◆ **ЦЕЛЬ ЗАДАНИЯ A**: Пожалуйста, перепишите фрагмент интервью, который начинается словами «Просмотров: 10854» и заканчивается словами «полгода кампанию устраивает!», заменив в нем «власти» на «ведомства».

◆ **ТЕКСТ ИНТЕРВЬЮ**:
Оцените материал

Просмотров: 10854

Борис Куприянов: «Торгуя "Лимонкой", трудно разбогатеть»

Варвара Бабицкая · 16/05/2008
Книгами торгуют как колбасой – все, кроме маленького магазина «Фаланстер». Один из его соучредителей показал OPENSPACE.RU связь политики с книжной торговлей

©  Евгений Гурко

Борис Куприянов: «Торгуя
Магазин интеллектуальной литературы «Фаланстер» годами беспокоит различного рода власти. 6 мая 2008 года здесь провели уже третий по счету обыск – искали издания запрещенной НБП. В частности, попытались изъять книгу Даниила Хармса, вышедшую в серии «Новая Библиотека Поэта».
— Вам эта история с обыском хоть рекламу-то сделала?

— Да, это наше рекламное агентство раз в полгода кампанию устраивает!

— И что вам вменяют?

— Пятого мая меня вызвали в прокуратуру на допрос, а шестого числа, прямо перед инаугурацией, у нас был обыск. Причем на допросе нас обвинили в тайном спонсорстве национал-большевиков. Сегодня как раз звонил Лимонов, я ему рассказал эту веселую историю, он говорит: «Тогда давайте денег!»

— Видимо, магазин хорошо окупается, раз вызывает такие подозрения?

— Такие магазины не могут хорошо окупаться. Мы зарабатываем какие-то деньги, которых нам хватает на существование, — что и было нашей целью. Мы и не планировали зарабатывать миллионы и обогащаться на запрещенной литературе. Вообще, торгуя «Лимонкой», трудно разбогатеть, потому что она стоила у нас семь рублей. При том что входная цена у нее была, если не ошибаюсь, рублей пять или шесть.

◆ **ИСХОДНЫЕ ДАННЫЕ**:
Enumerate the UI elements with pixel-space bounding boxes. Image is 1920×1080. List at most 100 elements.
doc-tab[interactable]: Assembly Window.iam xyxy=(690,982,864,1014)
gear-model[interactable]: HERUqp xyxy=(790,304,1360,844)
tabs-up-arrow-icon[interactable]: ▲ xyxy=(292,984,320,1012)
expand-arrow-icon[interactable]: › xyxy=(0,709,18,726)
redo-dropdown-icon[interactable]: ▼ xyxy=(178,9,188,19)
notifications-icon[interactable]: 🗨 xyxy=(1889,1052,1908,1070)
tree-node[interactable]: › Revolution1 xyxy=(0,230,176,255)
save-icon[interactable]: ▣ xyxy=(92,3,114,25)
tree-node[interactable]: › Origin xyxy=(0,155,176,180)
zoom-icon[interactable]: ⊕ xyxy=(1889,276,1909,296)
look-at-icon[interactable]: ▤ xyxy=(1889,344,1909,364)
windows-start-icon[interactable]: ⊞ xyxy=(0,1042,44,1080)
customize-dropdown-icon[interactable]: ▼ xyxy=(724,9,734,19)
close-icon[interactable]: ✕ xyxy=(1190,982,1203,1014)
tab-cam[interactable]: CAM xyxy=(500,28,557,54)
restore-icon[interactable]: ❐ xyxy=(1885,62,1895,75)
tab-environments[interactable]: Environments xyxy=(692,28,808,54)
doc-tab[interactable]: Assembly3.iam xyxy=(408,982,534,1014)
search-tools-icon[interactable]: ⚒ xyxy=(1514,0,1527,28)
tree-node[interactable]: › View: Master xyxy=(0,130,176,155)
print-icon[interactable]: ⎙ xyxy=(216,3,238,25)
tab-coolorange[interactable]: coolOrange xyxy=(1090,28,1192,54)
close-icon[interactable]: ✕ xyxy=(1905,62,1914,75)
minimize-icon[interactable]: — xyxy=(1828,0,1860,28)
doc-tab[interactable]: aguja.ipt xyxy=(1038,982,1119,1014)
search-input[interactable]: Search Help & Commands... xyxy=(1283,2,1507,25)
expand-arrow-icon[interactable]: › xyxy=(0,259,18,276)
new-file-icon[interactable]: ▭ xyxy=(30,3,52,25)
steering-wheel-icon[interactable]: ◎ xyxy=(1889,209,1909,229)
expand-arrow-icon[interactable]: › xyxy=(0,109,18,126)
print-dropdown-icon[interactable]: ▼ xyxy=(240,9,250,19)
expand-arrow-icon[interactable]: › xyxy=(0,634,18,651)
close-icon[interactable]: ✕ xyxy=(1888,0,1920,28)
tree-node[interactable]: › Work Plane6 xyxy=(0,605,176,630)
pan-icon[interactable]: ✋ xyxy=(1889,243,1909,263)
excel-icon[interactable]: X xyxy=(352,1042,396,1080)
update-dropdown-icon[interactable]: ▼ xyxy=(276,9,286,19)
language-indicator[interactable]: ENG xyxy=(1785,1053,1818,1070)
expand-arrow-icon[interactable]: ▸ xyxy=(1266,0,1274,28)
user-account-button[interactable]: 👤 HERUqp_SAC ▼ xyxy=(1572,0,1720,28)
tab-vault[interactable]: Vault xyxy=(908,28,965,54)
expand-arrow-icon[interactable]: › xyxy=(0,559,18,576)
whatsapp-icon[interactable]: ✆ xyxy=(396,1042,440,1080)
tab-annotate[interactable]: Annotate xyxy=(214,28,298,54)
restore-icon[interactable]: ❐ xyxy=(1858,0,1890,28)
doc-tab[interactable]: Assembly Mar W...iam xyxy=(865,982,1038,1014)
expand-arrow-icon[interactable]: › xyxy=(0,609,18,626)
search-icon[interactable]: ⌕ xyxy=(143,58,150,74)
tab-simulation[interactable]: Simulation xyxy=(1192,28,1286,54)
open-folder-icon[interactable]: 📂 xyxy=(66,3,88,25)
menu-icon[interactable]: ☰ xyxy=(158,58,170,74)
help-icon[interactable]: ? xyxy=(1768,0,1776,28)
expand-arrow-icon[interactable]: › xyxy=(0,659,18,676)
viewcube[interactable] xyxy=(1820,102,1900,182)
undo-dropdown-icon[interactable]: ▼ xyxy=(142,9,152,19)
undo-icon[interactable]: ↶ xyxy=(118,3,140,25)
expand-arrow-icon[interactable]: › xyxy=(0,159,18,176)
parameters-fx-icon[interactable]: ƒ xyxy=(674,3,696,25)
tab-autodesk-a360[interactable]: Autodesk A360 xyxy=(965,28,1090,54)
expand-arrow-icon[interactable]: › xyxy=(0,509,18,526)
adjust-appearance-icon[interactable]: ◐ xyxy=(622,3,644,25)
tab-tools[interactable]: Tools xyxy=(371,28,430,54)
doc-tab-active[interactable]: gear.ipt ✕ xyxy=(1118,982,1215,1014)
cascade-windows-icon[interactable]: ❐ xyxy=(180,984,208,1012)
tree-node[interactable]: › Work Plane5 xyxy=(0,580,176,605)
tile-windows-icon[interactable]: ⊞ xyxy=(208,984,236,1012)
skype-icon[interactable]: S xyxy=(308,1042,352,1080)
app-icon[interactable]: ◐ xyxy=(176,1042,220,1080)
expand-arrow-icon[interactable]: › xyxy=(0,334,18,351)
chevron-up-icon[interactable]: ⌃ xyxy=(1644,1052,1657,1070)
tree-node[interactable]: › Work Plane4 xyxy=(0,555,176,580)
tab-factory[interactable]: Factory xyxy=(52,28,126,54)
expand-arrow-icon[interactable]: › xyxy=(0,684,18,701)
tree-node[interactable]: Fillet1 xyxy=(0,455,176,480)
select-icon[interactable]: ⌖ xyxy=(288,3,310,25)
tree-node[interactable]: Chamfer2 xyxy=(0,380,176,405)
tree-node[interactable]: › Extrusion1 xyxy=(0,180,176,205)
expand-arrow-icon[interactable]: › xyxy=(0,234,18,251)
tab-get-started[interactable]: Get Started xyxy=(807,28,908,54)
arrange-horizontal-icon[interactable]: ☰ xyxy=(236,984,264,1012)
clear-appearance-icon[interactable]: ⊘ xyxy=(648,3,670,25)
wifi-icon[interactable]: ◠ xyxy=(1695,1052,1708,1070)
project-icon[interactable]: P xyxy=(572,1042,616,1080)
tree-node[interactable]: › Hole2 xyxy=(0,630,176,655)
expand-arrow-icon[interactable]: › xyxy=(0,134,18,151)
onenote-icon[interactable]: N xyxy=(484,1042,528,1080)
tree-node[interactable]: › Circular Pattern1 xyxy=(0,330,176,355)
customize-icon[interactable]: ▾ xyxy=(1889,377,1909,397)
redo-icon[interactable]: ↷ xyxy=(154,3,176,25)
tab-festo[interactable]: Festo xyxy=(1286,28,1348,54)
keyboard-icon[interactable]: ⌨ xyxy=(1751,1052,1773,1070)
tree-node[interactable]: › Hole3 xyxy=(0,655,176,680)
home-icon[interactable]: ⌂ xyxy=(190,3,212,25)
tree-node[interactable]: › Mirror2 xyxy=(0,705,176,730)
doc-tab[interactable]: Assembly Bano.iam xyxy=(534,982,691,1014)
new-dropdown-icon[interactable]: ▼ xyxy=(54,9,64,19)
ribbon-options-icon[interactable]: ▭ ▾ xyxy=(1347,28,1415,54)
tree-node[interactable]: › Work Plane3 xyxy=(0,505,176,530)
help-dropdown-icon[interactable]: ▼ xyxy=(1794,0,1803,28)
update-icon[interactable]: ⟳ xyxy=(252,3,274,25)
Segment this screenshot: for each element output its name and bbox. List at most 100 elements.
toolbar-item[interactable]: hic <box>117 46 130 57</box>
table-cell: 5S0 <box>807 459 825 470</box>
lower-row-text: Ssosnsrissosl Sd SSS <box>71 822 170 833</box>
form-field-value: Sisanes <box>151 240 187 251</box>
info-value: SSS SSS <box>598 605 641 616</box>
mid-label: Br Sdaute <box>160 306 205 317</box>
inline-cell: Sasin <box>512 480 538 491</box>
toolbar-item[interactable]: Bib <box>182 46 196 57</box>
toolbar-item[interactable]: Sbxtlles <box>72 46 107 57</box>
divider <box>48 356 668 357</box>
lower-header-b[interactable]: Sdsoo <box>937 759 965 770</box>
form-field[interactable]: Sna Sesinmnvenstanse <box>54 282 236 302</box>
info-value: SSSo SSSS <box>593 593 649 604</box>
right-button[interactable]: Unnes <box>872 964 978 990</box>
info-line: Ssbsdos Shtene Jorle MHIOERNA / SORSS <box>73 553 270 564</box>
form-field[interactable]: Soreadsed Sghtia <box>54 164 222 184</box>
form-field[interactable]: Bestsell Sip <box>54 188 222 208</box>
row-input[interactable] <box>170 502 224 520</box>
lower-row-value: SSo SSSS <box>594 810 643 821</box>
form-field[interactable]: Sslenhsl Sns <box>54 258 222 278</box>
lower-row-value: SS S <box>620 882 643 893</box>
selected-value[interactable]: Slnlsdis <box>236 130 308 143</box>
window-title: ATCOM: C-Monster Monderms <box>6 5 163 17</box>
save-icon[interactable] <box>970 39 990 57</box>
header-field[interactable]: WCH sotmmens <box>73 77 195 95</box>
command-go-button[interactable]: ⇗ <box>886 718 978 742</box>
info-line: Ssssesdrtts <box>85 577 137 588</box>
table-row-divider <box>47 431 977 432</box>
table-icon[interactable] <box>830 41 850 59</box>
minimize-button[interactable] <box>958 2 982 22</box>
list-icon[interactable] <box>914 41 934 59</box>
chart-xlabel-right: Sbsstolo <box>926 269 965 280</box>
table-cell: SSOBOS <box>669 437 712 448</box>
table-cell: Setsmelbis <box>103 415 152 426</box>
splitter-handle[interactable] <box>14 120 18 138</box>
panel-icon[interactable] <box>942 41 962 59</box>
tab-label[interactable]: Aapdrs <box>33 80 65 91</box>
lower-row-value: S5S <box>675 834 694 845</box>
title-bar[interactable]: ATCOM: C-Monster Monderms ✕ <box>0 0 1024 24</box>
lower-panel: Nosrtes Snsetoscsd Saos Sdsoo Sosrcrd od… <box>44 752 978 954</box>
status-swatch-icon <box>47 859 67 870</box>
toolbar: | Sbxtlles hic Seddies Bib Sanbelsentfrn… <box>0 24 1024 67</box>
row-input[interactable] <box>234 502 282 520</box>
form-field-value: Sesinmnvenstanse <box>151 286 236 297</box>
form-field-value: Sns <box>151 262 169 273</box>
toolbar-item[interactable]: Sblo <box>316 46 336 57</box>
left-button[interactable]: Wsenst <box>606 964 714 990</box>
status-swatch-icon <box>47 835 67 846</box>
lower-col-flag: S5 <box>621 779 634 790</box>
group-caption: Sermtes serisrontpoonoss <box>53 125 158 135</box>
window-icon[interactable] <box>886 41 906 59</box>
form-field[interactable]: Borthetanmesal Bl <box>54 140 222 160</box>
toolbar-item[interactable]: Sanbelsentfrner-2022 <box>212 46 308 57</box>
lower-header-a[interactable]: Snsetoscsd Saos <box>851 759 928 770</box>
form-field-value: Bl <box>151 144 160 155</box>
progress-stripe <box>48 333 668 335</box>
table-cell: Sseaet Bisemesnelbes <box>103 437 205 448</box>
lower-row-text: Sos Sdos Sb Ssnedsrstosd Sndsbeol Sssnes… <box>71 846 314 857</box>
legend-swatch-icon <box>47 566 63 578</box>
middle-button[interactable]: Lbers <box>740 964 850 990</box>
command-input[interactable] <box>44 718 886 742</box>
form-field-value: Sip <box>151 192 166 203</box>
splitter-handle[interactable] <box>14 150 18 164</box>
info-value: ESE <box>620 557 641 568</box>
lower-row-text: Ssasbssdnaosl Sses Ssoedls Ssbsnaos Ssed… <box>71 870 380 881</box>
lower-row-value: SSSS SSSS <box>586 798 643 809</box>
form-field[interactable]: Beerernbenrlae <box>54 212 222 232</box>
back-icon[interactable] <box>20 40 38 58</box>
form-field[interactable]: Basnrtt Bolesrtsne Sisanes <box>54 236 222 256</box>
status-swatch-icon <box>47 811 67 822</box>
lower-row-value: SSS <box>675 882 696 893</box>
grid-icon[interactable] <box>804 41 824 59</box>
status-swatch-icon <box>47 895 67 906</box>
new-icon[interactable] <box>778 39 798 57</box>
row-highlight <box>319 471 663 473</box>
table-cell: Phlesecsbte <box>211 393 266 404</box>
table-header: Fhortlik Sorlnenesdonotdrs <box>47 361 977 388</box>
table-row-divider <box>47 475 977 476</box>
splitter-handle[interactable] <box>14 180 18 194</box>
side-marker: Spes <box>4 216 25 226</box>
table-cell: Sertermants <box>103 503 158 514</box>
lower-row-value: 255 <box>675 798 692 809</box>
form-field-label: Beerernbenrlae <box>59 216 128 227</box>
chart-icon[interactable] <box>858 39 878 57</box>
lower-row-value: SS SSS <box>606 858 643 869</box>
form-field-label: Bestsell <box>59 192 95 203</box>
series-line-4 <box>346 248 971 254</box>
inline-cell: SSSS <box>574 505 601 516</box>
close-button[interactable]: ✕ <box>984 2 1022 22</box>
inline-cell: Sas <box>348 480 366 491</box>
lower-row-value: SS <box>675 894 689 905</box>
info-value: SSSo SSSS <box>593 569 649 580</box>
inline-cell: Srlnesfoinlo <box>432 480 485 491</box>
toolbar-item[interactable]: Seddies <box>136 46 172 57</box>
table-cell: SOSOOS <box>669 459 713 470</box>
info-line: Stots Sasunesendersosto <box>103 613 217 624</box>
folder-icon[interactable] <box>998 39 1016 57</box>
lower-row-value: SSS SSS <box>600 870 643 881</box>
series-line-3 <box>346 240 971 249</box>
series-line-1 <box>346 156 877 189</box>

◆ **ЦЕЛЬ ЗАДАНИЯ B**: Найдите в записях все строки, содержащие слово «update», и выпишите их полностью. Регистр букв имеет значение.

◆ **РАЗБОР РЕШЕНИЯ A**:
Просмотров: 10854

Борис Куприянов: «Торгуя "Лимонкой", трудно разбогатеть»

Варвара Бабицкая · 16/05/2008
Книгами торгуют как колбасой – все, кроме маленького магазина «Фаланстер». Один из его соучредителей показал OPENSPACE.RU связь политики с книжной торговлей

©  Евгений Гурко

Борис Куприянов: «Торгуя
Магазин интеллектуальной литературы «Фаланстер» годами беспокоит различного рода ведомства. 6 мая 2008 года здесь провели уже третий по счету обыск – искали издания запрещенной НБП. В частности, попытались изъять книгу Даниила Хармса, вышедшую в серии «Новая Библиотека Поэта».
— Вам эта история с обыском хоть рекламу-то сделала?

— Да, это наше рекламное агентство раз в полгода кампанию устраивает!

◆ **РАЗБОР РЕШЕНИЯ B**:
update-dropdown-icon[interactable]: ▼ xyxy=(276,9,286,19)
update-icon[interactable]: ⟳ xyxy=(252,3,274,25)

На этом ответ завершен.